*Short exercise*
Exactly reproduce each line of the listing that follows.

>> START

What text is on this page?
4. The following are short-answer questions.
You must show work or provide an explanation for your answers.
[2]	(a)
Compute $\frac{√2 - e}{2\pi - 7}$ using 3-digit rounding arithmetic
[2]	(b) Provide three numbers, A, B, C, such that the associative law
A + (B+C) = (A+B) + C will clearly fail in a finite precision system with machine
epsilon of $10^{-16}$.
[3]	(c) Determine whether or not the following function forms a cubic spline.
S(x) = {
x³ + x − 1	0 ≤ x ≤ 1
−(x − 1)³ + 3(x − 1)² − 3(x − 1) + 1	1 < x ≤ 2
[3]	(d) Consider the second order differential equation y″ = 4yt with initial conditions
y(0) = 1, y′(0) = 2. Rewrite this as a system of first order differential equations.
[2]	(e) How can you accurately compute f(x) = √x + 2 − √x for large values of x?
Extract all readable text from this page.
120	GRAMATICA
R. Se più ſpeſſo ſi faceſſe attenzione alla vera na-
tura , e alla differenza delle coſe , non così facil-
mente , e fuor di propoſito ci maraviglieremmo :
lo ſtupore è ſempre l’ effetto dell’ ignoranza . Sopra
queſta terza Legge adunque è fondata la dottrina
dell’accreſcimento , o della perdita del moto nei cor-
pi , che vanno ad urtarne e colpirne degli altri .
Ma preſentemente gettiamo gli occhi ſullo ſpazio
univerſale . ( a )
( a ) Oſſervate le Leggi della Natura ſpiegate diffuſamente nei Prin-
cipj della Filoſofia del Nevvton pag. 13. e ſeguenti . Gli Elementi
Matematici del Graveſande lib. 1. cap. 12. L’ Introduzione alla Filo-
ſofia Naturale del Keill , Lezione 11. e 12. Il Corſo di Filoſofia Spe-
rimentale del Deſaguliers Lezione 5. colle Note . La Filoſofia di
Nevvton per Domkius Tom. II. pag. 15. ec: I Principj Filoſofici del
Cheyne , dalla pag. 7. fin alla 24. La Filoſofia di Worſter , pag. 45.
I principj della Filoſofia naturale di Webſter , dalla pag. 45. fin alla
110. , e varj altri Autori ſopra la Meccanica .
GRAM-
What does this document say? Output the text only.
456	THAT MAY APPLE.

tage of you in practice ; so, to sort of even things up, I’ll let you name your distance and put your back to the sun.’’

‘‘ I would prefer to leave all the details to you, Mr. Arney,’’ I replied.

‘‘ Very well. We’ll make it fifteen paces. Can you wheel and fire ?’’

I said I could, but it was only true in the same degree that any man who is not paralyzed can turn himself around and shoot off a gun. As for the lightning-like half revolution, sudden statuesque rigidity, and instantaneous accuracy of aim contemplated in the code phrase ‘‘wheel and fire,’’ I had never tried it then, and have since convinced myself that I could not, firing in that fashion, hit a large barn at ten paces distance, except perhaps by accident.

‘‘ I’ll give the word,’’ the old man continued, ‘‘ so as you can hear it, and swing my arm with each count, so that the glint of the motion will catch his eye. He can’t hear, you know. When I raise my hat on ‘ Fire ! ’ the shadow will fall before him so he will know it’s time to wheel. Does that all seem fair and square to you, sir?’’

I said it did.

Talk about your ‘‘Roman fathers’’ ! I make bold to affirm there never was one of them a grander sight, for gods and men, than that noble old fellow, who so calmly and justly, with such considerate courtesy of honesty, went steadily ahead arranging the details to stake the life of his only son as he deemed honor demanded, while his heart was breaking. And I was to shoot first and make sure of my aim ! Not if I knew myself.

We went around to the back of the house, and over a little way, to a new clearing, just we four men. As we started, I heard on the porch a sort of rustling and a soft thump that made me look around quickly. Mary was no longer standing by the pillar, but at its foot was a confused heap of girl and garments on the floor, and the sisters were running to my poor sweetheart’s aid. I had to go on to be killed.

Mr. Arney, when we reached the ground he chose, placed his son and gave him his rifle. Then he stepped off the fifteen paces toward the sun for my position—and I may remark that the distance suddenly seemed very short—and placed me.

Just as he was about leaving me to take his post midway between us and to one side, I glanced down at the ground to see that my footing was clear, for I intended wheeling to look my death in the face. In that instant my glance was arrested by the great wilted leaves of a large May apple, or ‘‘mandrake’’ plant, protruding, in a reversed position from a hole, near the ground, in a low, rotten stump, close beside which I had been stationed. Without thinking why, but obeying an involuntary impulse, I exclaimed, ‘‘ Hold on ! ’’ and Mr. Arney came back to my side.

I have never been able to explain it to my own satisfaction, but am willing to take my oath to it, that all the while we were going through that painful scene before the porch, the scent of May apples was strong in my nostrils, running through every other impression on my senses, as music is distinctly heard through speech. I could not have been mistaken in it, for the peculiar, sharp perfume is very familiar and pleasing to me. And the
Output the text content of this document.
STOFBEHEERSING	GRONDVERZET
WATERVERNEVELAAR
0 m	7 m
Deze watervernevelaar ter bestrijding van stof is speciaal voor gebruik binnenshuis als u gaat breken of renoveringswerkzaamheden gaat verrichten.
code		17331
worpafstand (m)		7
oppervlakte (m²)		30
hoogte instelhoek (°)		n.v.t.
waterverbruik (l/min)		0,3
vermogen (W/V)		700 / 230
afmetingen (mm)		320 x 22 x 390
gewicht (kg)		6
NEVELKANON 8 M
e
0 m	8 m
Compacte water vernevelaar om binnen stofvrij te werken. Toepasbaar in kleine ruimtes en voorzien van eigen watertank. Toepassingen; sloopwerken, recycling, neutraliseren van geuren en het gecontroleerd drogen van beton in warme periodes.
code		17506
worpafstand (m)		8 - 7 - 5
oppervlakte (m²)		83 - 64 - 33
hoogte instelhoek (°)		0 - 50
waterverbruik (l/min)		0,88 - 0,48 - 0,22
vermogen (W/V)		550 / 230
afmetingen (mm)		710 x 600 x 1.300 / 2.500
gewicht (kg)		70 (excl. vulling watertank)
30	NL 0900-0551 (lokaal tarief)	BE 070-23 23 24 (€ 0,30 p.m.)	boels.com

>> END

*Output of the exercise*
What text is on this page?
4. The following are short-answer questions.
You must show work or provide an explanation for your answers.
[2]	(a)
Compute $\frac{√2 - e}{2\pi - 7}$ using 3-digit rounding arithmetic
[2]	(b) Provide three numbers, A, B, C, such that the associative law
A + (B+C) = (A+B) + C will clearly fail in a finite precision system with machine
epsilon of $10^{-16}$.
[3]	(c) Determine whether or not the following function forms a cubic spline.
S(x) = {
x³ + x − 1	0 ≤ x ≤ 1
−(x − 1)³ + 3(x − 1)² − 3(x − 1) + 1	1 < x ≤ 2
[3]	(d) Consider the second order differential equation y″ = 4yt with initial conditions
y(0) = 1, y′(0) = 2. Rewrite this as a system of first order differential equations.
[2]	(e) How can you accurately compute f(x) = √x + 2 − √x for large values of x?
Extract all readable text from this page.
120	GRAMATICA
R. Se più ſpeſſo ſi faceſſe attenzione alla vera na-
tura , e alla differenza delle coſe , non così facil-
mente , e fuor di propoſito ci maraviglieremmo :
lo ſtupore è ſempre l’ effetto dell’ ignoranza . Sopra
queſta terza Legge adunque è fondata la dottrina
dell’accreſcimento , o della perdita del moto nei cor-
pi , che vanno ad urtarne e colpirne degli altri .
Ma preſentemente gettiamo gli occhi ſullo ſpazio
univerſale . ( a )
( a ) Oſſervate le Leggi della Natura ſpiegate diffuſamente nei Prin-
cipj della Filoſofia del Nevvton pag. 13. e ſeguenti . Gli Elementi
Matematici del Graveſande lib. 1. cap. 12. L’ Introduzione alla Filo-
ſofia Naturale del Keill , Lezione 11. e 12. Il Corſo di Filoſofia Spe-
rimentale del Deſaguliers Lezione 5. colle Note . La Filoſofia di
Nevvton per Domkius Tom. II. pag. 15. ec: I Principj Filoſofici del
Cheyne , dalla pag. 7. fin alla 24. La Filoſofia di Worſter , pag. 45.
I principj della Filoſofia naturale di Webſter , dalla pag. 45. fin alla
110. , e varj altri Autori ſopra la Meccanica .
GRAM-
What does this document say? Output the text only.
456	THAT MAY APPLE.

tage of you in practice ; so, to sort of even things up, I’ll let you name your distance and put your back to the sun.’’

‘‘ I would prefer to leave all the details to you, Mr. Arney,’’ I replied.

‘‘ Very well. We’ll make it fifteen paces. Can you wheel and fire ?’’

I said I could, but it was only true in the same degree that any man who is not paralyzed can turn himself around and shoot off a gun. As for the lightning-like half revolution, sudden statuesque rigidity, and instantaneous accuracy of aim contemplated in the code phrase ‘‘wheel and fire,’’ I had never tried it then, and have since convinced myself that I could not, firing in that fashion, hit a large barn at ten paces distance, except perhaps by accident.

‘‘ I’ll give the word,’’ the old man continued, ‘‘ so as you can hear it, and swing my arm with each count, so that the glint of the motion will catch his eye. He can’t hear, you know. When I raise my hat on ‘ Fire ! ’ the shadow will fall before him so he will know it’s time to wheel. Does that all seem fair and square to you, sir?’’

I said it did.

Talk about your ‘‘Roman fathers’’ ! I make bold to affirm there never was one of them a grander sight, for gods and men, than that noble old fellow, who so calmly and justly, with such considerate courtesy of honesty, went steadily ahead arranging the details to stake the life of his only son as he deemed honor demanded, while his heart was breaking. And I was to shoot first and make sure of my aim ! Not if I knew myself.

We went around to the back of the house, and over a little way, to a new clearing, just we four men. As we started, I heard on the porch a sort of rustling and a soft thump that made me look around quickly. Mary was no longer standing by the pillar, but at its foot was a confused heap of girl and garments on the floor, and the sisters were running to my poor sweetheart’s aid. I had to go on to be killed.

Mr. Arney, when we reached the ground he chose, placed his son and gave him his rifle. Then he stepped off the fifteen paces toward the sun for my position—and I may remark that the distance suddenly seemed very short—and placed me.

Just as he was about leaving me to take his post midway between us and to one side, I glanced down at the ground to see that my footing was clear, for I intended wheeling to look my death in the face. In that instant my glance was arrested by the great wilted leaves of a large May apple, or ‘‘mandrake’’ plant, protruding, in a reversed position from a hole, near the ground, in a low, rotten stump, close beside which I had been stationed. Without thinking why, but obeying an involuntary impulse, I exclaimed, ‘‘ Hold on ! ’’ and Mr. Arney came back to my side.

I have never been able to explain it to my own satisfaction, but am willing to take my oath to it, that all the while we were going through that painful scene before the porch, the scent of May apples was strong in my nostrils, running through every other impression on my senses, as music is distinctly heard through speech. I could not have been mistaken in it, for the peculiar, sharp perfume is very familiar and pleasing to me. And the
Output the text content of this document.
STOFBEHEERSING	GRONDVERZET
WATERVERNEVELAAR
0 m	7 m
Deze watervernevelaar ter bestrijding van stof is speciaal voor gebruik binnenshuis als u gaat breken of renoveringswerkzaamheden gaat verrichten.
code		17331
worpafstand (m)		7
oppervlakte (m²)		30
hoogte instelhoek (°)		n.v.t.
waterverbruik (l/min)		0,3
vermogen (W/V)		700 / 230
afmetingen (mm)		320 x 22 x 390
gewicht (kg)		6
NEVELKANON 8 M
e
0 m	8 m
Compacte water vernevelaar om binnen stofvrij te werken. Toepasbaar in kleine ruimtes en voorzien van eigen watertank. Toepassingen; sloopwerken, recycling, neutraliseren van geuren en het gecontroleerd drogen van beton in warme periodes.
code		17506
worpafstand (m)		8 - 7 - 5
oppervlakte (m²)		83 - 64 - 33
hoogte instelhoek (°)		0 - 50
waterverbruik (l/min)		0,88 - 0,48 - 0,22
vermogen (W/V)		550 / 230
afmetingen (mm)		710 x 600 x 1.300 / 2.500
gewicht (kg)		70 (excl. vulling watertank)
30	NL 0900-0551 (lokaal tarief)	BE 070-23 23 24 (€ 0,30 p.m.)	boels.com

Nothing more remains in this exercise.